Records to use:
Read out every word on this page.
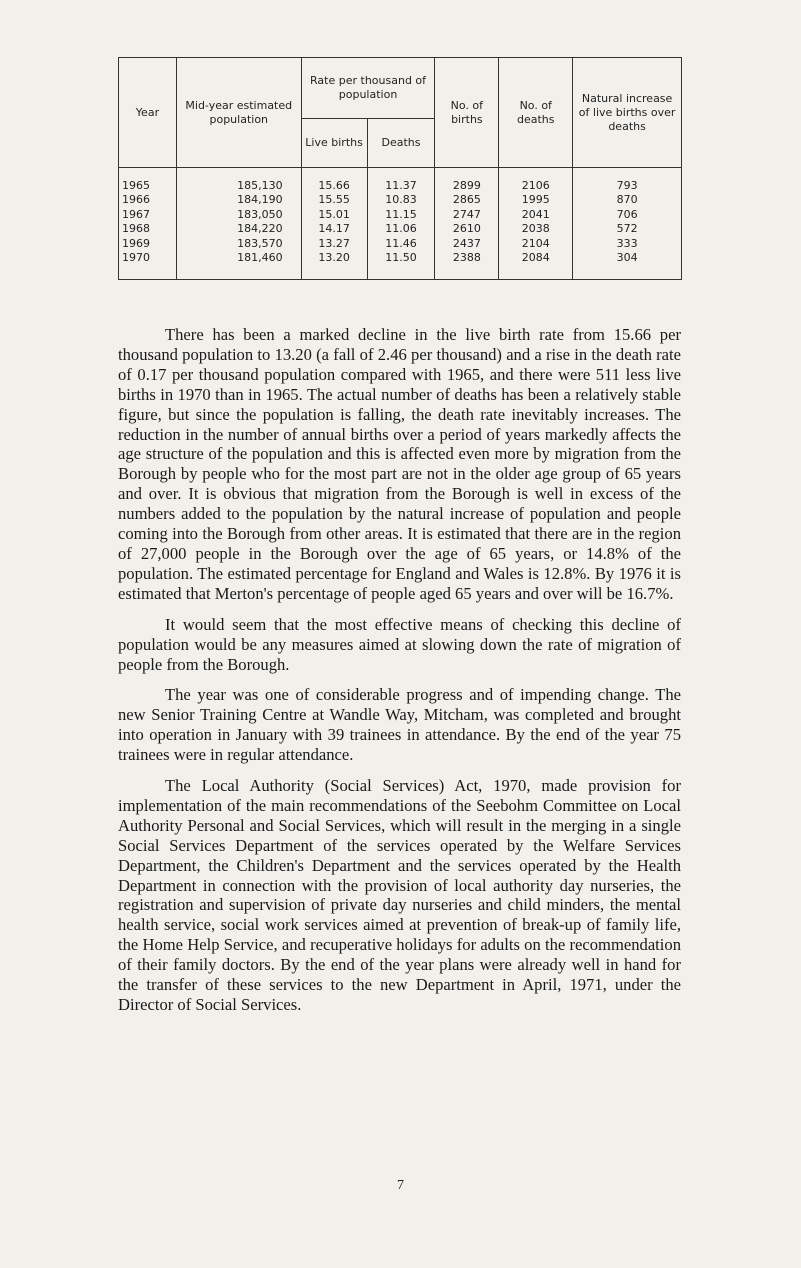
Year	Mid-year estimated population	Rate per thousand of population		No. of births	No. of deaths	Natural increase of live births over deaths
		Live births	Deaths			
1965	185,130	15.66	11.37	2899	2106	793
1966	184,190	15.55	10.83	2865	1995	870
1967	183,050	15.01	11.15	2747	2041	706
1968	184,220	14.17	11.06	2610	2038	572
1969	183,570	13.27	11.46	2437	2104	333
1970	181,460	13.20	11.50	2388	2084	304

There has been a marked decline in the live birth rate from 15.66 per thousand population to 13.20 (a fall of 2.46 per thousand) and a rise in the death rate of 0.17 per thousand population compared with 1965, and there were 511 less live births in 1970 than in 1965. The actual number of deaths has been a relatively stable figure, but since the population is falling, the death rate inevitably increases. The reduction in the number of annual births over a period of years markedly affects the age structure of the population and this is affected even more by migration from the Borough by people who for the most part are not in the older age group of 65 years and over. It is obvious that migration from the Borough is well in excess of the numbers added to the population by the natural increase of population and people coming into the Borough from other areas. It is estimated that there are in the region of 27,000 people in the Borough over the age of 65 years, or 14.8% of the population. The estimated percentage for England and Wales is 12.8%. By 1976 it is estimated that Merton's percentage of people aged 65 years and over will be 16.7%.

It would seem that the most effective means of checking this decline of population would be any measures aimed at slowing down the rate of migration of people from the Borough.

The year was one of considerable progress and of impending change. The new Senior Training Centre at Wandle Way, Mitcham, was completed and brought into operation in January with 39 trainees in attendance. By the end of the year 75 trainees were in regular attendance.

The Local Authority (Social Services) Act, 1970, made provision for implementation of the main recommendations of the Seebohm Committee on Local Authority Personal and Social Services, which will result in the merging in a single Social Services Department of the services operated by the Welfare Services Department, the Children's Department and the services operated by the Health Department in connection with the provision of local authority day nurseries, the registration and supervision of private day nurseries and child minders, the mental health service, social work services aimed at prevention of break-up of family life, the Home Help Service, and recuperative holidays for adults on the recommendation of their family doctors. By the end of the year plans were already well in hand for the transfer of these services to the new Department in April, 1971, under the Director of Social Services.

7
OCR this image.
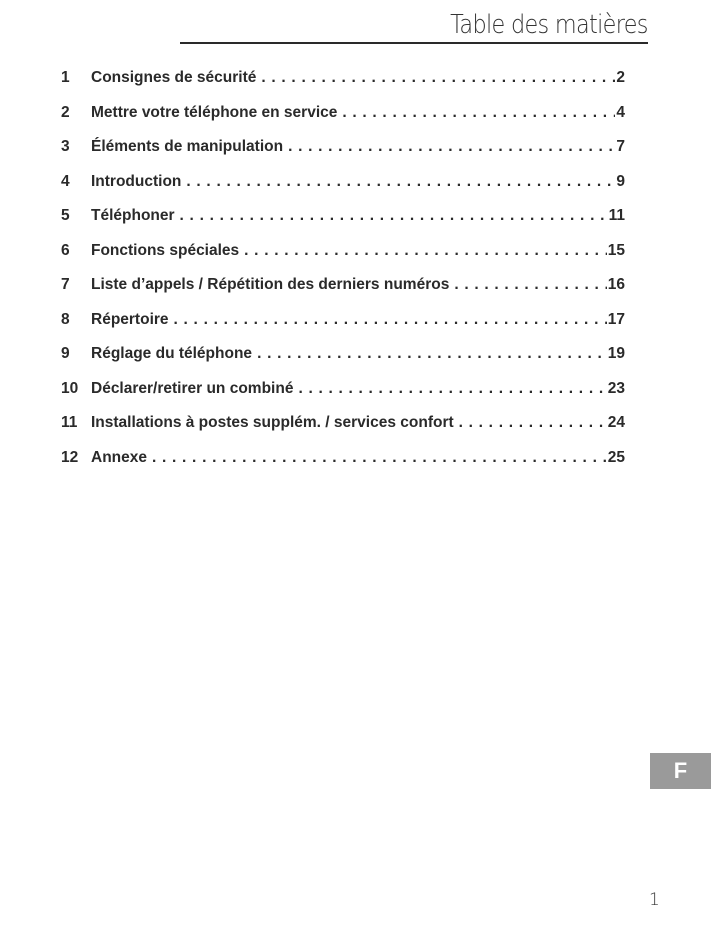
Table des matières
1	Consignes de sécurité . . .	2
2	Mettre votre téléphone en service . . .	4
3	Éléments de manipulation . . .	7
4	Introduction . . .	9
5	Téléphoner . . .	11
6	Fonctions spéciales . . .	15
7	Liste d’appels / Répétition des derniers numéros . . .	16
8	Répertoire . . .	17
9	Réglage du téléphone . . .	19
10 Déclarer/retirer un combiné . . .	23
11 Installations à postes supplém. / services confort . . .	24
12 Annexe . . .	25
F
1
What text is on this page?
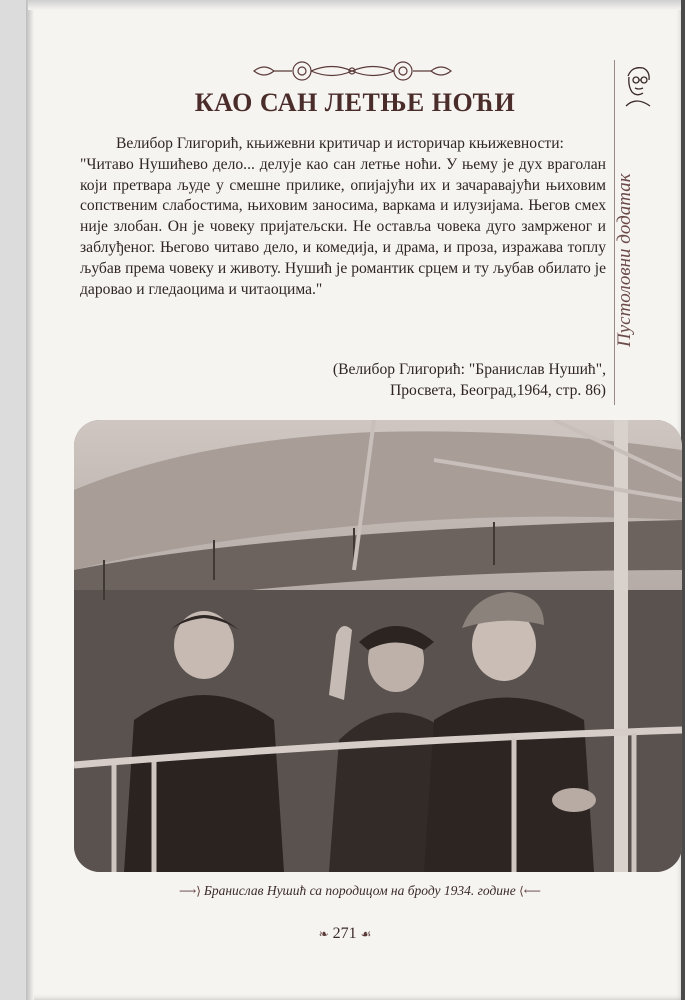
КАО САН ЛЕТЊЕ НОЋИ
Пустоловни додатак

Велибор Глигорић, књижевни критичар и историчар књижевности:

"Читаво Нушићево дело... делује као сан летње ноћи. У њему је дух враголан који претвара људе у смешне прилике, опијајући их и зачаравајући њиховим сопственим слабостима, њиховим заносима, варкама и илузијама. Његов смех није злобан. Он је човеку пријатељски. Не оставља човека дуго замрженог и заблуђеног. Његово читаво дело, и комедија, и драма, и проза, изражава топлу љубав према човеку и животу. Нушић је романтик срцем и ту љубав обилато је даровао и гледаоцима и читаоцима."

(Велибор Глигорић: "Бранислав Нушић",
Просвета, Београд,1964, стр. 86)
⟶⟩ Бранислав Нушић са породицом на броду 1934. године ⟨⟵
❧ 271 ☙
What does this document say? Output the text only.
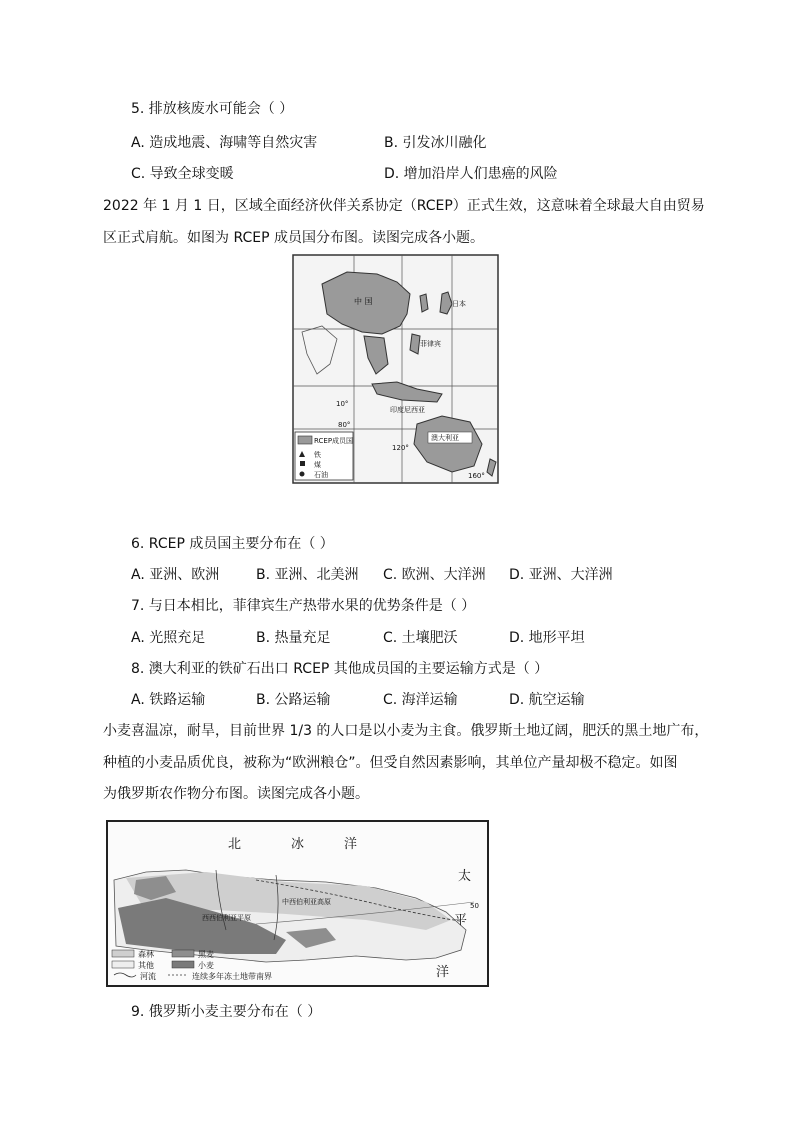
5. 排放核废水可能会（ ）
A. 造成地震、海啸等自然灾害	B. 引发冰川融化
C. 导致全球变暖	D. 增加沿岸人们患癌的风险
2022 年 1 月 1 日，区域全面经济伙伴关系协定（RCEP）正式生效，这意味着全球最大自由贸易
区正式肩航。如图为 RCEP 成员国分布图。读图完成各小题。
RCEP成员国
铁
煤
石油
中 国	日本
菲律宾
印度尼西亚
澳大利亚
10°
80°
120°
160°
6. RCEP 成员国主要分布在（ ）
A. 亚洲、欧洲	B. 亚洲、北美洲 C. 欧洲、大洋洲 D. 亚洲、大洋洲
7. 与日本相比，菲律宾生产热带水果的优势条件是（ ）
A. 光照充足	B. 热量充足	C. 土壤肥沃	D. 地形平坦
8. 澳大利亚的铁矿石出口 RCEP 其他成员国的主要运输方式是（ ）
A. 铁路运输	B. 公路运输	C. 海洋运输	D. 航空运输
小麦喜温凉，耐旱，目前世界 1/3 的人口是以小麦为主食。俄罗斯土地辽阔，肥沃的黑土地广布，
种植的小麦品质优良，被称为“欧洲粮仓”。但受自然因素影响，其单位产量却极不稳定。如图
为俄罗斯农作物分布图。读图完成各小题。
北	冰	洋
中西伯利亚高原
西西伯利亚平原
太
平
洋
50
森林	黑麦
其他	小麦
河流	连续多年冻土地带南界
9. 俄罗斯小麦主要分布在（ ）
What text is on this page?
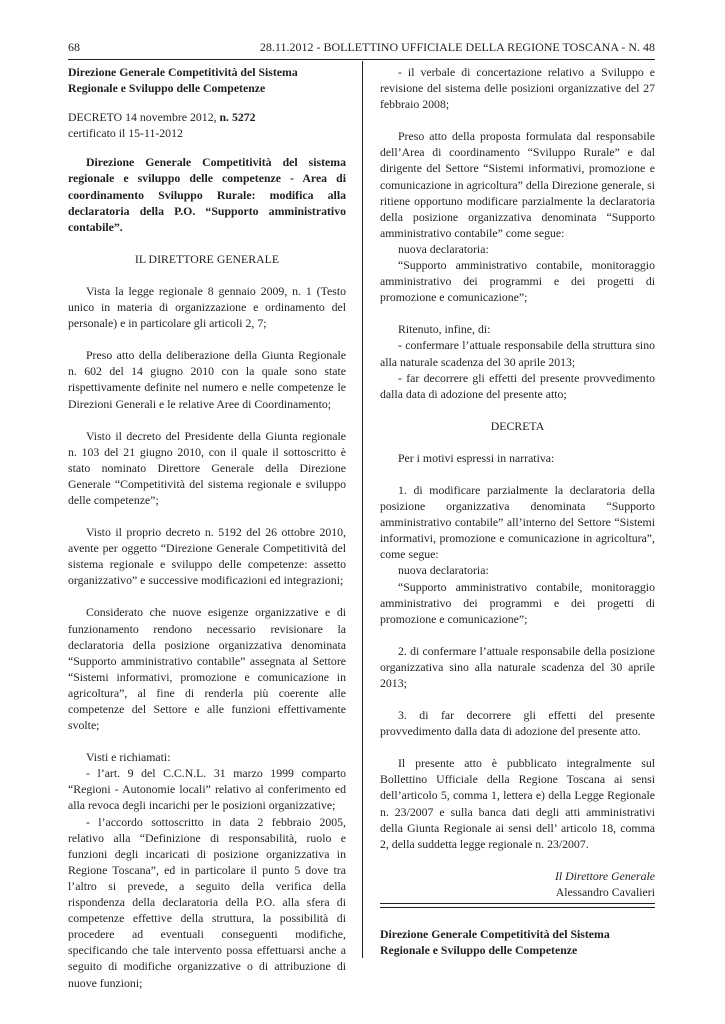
68	28.11.2012 - BOLLETTINO UFFICIALE DELLA REGIONE TOSCANA - N. 48

Direzione Generale Competitività del Sistema

Regionale e Sviluppo delle Competenze

DECRETO 14 novembre 2012, n. 5272

certificato il 15-11-2012

Direzione Generale Competitività del sistema regionale e sviluppo delle competenze - Area di coordinamento Sviluppo Rurale: modifica alla declaratoria della P.O. “Supporto amministrativo contabile”.

IL DIRETTORE GENERALE

Vista la legge regionale 8 gennaio 2009, n. 1 (Testo unico in materia di organizzazione e ordinamento del personale) e in particolare gli articoli 2, 7;

Preso atto della deliberazione della Giunta Regionale n. 602 del 14 giugno 2010 con la quale sono state rispettivamente definite nel numero e nelle competenze le Direzioni Generali e le relative Aree di Coordinamento;

Visto il decreto del Presidente della Giunta regionale n. 103 del 21 giugno 2010, con il quale il sottoscritto è stato nominato Direttore Generale della Direzione Generale “Competitività del sistema regionale e sviluppo delle competenze”;

Visto il proprio decreto n. 5192 del 26 ottobre 2010, avente per oggetto “Direzione Generale Competitività del sistema regionale e sviluppo delle competenze: assetto organizzativo” e successive modificazioni ed integrazioni;

Considerato che nuove esigenze organizzative e di funzionamento rendono necessario revisionare la declaratoria della posizione organizzativa denominata “Supporto amministrativo contabile” assegnata al Settore “Sistemi informativi, promozione e comunicazione in agricoltura”, al fine di renderla più coerente alle competenze del Settore e alle funzioni effettivamente svolte;

Visti e richiamati:

- l’art. 9 del C.C.N.L. 31 marzo 1999 comparto “Regioni - Autonomie locali” relativo al conferimento ed alla revoca degli incarichi per le posizioni organizzative;

- l’accordo sottoscritto in data 2 febbraio 2005, relativo alla “Definizione di responsabilità, ruolo e funzioni degli incaricati di posizione organizzativa in Regione Toscana”, ed in particolare il punto 5 dove tra l’altro si prevede, a seguito della verifica della rispondenza della declaratoria della P.O. alla sfera di competenze effettive della struttura, la possibilità di procedere ad eventuali conseguenti modifiche, specificando che tale intervento possa effettuarsi anche a seguito di modifiche organizzative o di attribuzione di nuove funzioni;

- il verbale di concertazione relativo a Sviluppo e revisione del sistema delle posizioni organizzative del 27 febbraio 2008;

Preso atto della proposta formulata dal responsabile dell’Area di coordinamento “Sviluppo Rurale” e dal dirigente del Settore “Sistemi informativi, promozione e comunicazione in agricoltura” della Direzione generale, si ritiene opportuno modificare parzialmente la declaratoria della posizione organizzativa denominata “Supporto amministrativo contabile” come segue:

nuova declaratoria:

“Supporto amministrativo contabile, monitoraggio amministrativo dei programmi e dei progetti di promozione e comunicazione”;

Ritenuto, infine, di:

- confermare l’attuale responsabile della struttura sino alla naturale scadenza del 30 aprile 2013;

- far decorrere gli effetti del presente provvedimento dalla data di adozione del presente atto;

DECRETA

Per i motivi espressi in narrativa:

1. di modificare parzialmente la declaratoria della posizione organizzativa denominata “Supporto amministrativo contabile” all’interno del Settore “Sistemi informativi, promozione e comunicazione in agricoltura”, come segue:

nuova declaratoria:

“Supporto amministrativo contabile, monitoraggio amministrativo dei programmi e dei progetti di promozione e comunicazione”;

2. di confermare l’attuale responsabile della posizione organizzativa sino alla naturale scadenza del 30 aprile 2013;

3. di far decorrere gli effetti del presente provvedimento dalla data di adozione del presente atto.

Il presente atto è pubblicato integralmente sul Bollettino Ufficiale della Regione Toscana ai sensi dell’articolo 5, comma 1, lettera e) della Legge Regionale n. 23/2007 e sulla banca dati degli atti amministrativi della Giunta Regionale ai sensi dell’ articolo 18, comma 2, della suddetta legge regionale n. 23/2007.

Il Direttore Generale

Alessandro Cavalieri

Direzione Generale Competitività del Sistema

Regionale e Sviluppo delle Competenze
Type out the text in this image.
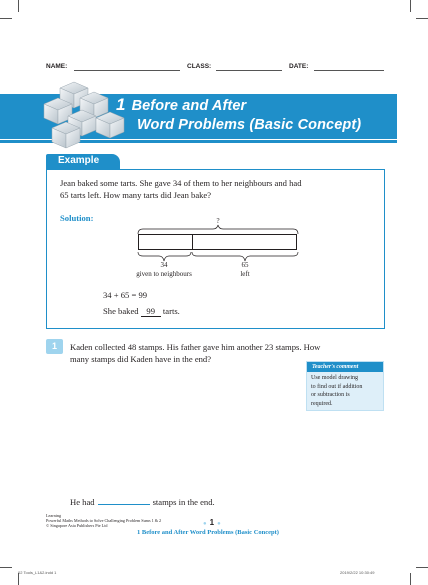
NAME:	CLASS:	DATE:
1 Before and After
Word Problems (Basic Concept)
Example
Jean baked some tarts. She gave 34 of them to her neighbours and had
65 tarts left. How many tarts did Jean bake?
Solution:	?
34
given to neighbours
65
left
34 + 65 = 99
She baked 99 tarts.
1	Kaden collected 48 stamps. His father gave him another 23 stamps. How
many stamps did Kaden have in the end?
Teacher's comment
Use model drawing
to find out if addition
or subtraction is
required.
He had	stamps in the end.
Learning
Powerful Maths Methods to Solve Challenging Problem Sums 1 & 2
© Singapore Asia Publishers Pte Ltd	● 1 ●
1 Before and After Word Problems (Basic Concept)
02 Tools_L1&2.indd 1	2019/2/22 10:30:49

Exercise requirements: Using the listing above, list every line in which the string "responsabile" occurs.

Written solution:
Preso atto della proposta formulata dal responsabile dell’Area di coordinamento “Sviluppo Rurale” e dal dirigente del Settore “Sistemi informativi, promozione e comunicazione in agricoltura” della Direzione generale, si ritiene opportuno modificare parzialmente la declaratoria della posizione organizzativa denominata “Supporto amministrativo contabile” come segue:
- confermare l’attuale responsabile della struttura sino alla naturale scadenza del 30 aprile 2013;
2. di confermare l’attuale responsabile della posizione organizzativa sino alla naturale scadenza del 30 aprile 2013;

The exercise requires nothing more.